OBJECTIVE - Please print everything from the start of the records down to the line containing "346, 266, 364]", that line included, reproducing each line character for character.

GIVEN RECORDS -
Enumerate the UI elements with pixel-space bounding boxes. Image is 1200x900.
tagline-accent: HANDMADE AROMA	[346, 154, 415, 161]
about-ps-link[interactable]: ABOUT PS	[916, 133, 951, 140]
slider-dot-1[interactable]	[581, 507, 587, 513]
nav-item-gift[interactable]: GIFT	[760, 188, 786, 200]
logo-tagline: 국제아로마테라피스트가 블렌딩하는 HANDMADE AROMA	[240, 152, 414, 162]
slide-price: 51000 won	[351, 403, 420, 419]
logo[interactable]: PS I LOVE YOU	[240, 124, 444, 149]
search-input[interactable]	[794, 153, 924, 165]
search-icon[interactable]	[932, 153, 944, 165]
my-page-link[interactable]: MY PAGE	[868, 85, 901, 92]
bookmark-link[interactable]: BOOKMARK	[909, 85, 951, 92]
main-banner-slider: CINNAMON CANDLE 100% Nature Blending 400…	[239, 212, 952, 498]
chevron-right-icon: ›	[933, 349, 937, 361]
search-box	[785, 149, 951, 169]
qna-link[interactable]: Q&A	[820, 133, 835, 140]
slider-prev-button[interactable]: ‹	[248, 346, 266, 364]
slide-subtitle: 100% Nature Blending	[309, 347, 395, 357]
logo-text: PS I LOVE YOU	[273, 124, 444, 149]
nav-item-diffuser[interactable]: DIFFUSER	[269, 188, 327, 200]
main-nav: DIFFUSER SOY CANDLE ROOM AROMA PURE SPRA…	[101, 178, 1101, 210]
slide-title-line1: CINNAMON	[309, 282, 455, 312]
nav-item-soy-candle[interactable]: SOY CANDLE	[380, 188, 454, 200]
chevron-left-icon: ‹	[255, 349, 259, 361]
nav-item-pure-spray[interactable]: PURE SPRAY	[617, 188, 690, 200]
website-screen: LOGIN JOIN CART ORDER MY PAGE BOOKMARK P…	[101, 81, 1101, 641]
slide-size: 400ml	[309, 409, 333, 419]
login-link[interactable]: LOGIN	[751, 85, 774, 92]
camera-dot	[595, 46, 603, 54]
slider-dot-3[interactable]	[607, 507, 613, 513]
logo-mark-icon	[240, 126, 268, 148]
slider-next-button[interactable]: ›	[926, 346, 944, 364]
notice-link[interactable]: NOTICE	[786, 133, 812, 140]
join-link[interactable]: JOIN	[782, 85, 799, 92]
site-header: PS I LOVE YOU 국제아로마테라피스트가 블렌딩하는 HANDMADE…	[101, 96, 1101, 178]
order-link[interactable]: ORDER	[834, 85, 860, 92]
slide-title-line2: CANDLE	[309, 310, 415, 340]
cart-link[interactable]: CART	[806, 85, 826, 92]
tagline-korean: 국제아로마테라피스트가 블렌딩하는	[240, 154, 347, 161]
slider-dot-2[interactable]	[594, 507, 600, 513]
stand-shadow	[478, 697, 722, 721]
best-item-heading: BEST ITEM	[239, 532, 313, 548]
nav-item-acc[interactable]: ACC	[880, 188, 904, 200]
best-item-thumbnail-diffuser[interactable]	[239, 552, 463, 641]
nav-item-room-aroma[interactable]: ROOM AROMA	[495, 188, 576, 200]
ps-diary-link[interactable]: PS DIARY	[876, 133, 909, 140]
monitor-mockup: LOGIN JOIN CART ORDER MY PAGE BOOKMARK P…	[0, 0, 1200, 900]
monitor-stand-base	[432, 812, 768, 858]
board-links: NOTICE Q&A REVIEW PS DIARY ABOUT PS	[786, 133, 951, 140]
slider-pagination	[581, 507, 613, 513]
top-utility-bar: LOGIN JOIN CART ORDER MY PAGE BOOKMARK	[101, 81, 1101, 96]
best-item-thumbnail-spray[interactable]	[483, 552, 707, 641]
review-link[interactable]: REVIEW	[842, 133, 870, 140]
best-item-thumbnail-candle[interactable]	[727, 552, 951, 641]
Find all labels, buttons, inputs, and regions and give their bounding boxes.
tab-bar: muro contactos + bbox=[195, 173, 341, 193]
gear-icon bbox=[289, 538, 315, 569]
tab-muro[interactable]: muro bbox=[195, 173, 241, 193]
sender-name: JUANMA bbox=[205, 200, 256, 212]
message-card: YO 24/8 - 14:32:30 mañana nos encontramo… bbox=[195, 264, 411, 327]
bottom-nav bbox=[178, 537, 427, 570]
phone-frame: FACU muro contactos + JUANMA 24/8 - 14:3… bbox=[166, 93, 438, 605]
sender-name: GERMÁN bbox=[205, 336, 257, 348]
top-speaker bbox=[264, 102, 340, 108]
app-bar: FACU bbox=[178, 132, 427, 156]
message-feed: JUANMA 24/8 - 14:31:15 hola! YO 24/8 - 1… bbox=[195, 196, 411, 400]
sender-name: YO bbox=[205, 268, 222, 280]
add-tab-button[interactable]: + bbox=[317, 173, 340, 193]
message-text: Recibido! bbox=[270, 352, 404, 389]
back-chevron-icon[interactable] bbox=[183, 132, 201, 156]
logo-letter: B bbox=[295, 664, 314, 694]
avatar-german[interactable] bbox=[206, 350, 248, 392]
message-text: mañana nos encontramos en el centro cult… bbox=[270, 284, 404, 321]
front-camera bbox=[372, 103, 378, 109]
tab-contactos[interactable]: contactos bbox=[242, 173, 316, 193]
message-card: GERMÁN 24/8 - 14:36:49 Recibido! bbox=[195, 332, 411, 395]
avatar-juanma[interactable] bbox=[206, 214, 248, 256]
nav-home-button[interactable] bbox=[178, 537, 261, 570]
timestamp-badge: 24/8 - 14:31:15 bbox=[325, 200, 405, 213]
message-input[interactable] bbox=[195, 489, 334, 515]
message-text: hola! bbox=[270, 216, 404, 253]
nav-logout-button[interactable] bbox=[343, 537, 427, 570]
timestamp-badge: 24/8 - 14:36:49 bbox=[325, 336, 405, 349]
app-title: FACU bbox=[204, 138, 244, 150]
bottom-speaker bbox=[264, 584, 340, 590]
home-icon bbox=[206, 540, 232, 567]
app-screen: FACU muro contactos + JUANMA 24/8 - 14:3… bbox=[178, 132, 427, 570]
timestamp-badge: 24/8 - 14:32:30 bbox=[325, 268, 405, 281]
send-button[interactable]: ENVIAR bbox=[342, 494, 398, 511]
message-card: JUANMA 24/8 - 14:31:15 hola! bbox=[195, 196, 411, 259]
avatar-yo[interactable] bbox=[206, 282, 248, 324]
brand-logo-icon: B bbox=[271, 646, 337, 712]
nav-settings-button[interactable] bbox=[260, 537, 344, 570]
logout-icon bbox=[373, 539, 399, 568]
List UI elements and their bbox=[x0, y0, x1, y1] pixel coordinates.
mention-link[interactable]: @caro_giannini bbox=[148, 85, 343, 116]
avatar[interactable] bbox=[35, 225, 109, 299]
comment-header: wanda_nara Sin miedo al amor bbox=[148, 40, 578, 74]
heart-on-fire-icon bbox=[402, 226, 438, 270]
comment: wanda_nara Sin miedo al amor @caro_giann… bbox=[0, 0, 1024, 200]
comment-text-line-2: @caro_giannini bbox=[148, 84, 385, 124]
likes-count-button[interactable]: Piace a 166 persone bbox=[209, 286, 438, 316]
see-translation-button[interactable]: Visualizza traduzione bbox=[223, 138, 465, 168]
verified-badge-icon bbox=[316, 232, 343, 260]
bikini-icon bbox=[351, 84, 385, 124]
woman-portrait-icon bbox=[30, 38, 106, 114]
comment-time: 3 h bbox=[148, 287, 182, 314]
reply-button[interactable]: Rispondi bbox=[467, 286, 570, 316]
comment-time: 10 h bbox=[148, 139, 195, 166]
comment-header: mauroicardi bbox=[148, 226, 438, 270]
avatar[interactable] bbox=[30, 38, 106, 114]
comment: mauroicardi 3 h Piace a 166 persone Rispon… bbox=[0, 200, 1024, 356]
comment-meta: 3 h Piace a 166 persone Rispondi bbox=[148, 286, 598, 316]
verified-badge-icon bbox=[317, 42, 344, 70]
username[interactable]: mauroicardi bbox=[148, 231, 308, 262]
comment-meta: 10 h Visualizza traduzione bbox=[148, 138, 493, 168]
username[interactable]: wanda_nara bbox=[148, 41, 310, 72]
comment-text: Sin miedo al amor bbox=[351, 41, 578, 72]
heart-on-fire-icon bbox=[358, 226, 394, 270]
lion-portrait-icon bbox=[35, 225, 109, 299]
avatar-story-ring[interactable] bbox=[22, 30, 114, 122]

EXERCISE OUTPUT -
Enumerate the UI elements with pixel-space bounding boxes. Image is 1200x900.
tagline-accent: HANDMADE AROMA	[346, 154, 415, 161]
about-ps-link[interactable]: ABOUT PS	[916, 133, 951, 140]
slider-dot-1[interactable]	[581, 507, 587, 513]
nav-item-gift[interactable]: GIFT	[760, 188, 786, 200]
logo-tagline: 국제아로마테라피스트가 블렌딩하는 HANDMADE AROMA	[240, 152, 414, 162]
slide-price: 51000 won	[351, 403, 420, 419]
logo[interactable]: PS I LOVE YOU	[240, 124, 444, 149]
search-input[interactable]	[794, 153, 924, 165]
search-icon[interactable]	[932, 153, 944, 165]
my-page-link[interactable]: MY PAGE	[868, 85, 901, 92]
bookmark-link[interactable]: BOOKMARK	[909, 85, 951, 92]
main-banner-slider: CINNAMON CANDLE 100% Nature Blending 400…	[239, 212, 952, 498]
chevron-right-icon: ›	[933, 349, 937, 361]
search-box	[785, 149, 951, 169]
qna-link[interactable]: Q&A	[820, 133, 835, 140]
slider-prev-button[interactable]: ‹	[248, 346, 266, 364]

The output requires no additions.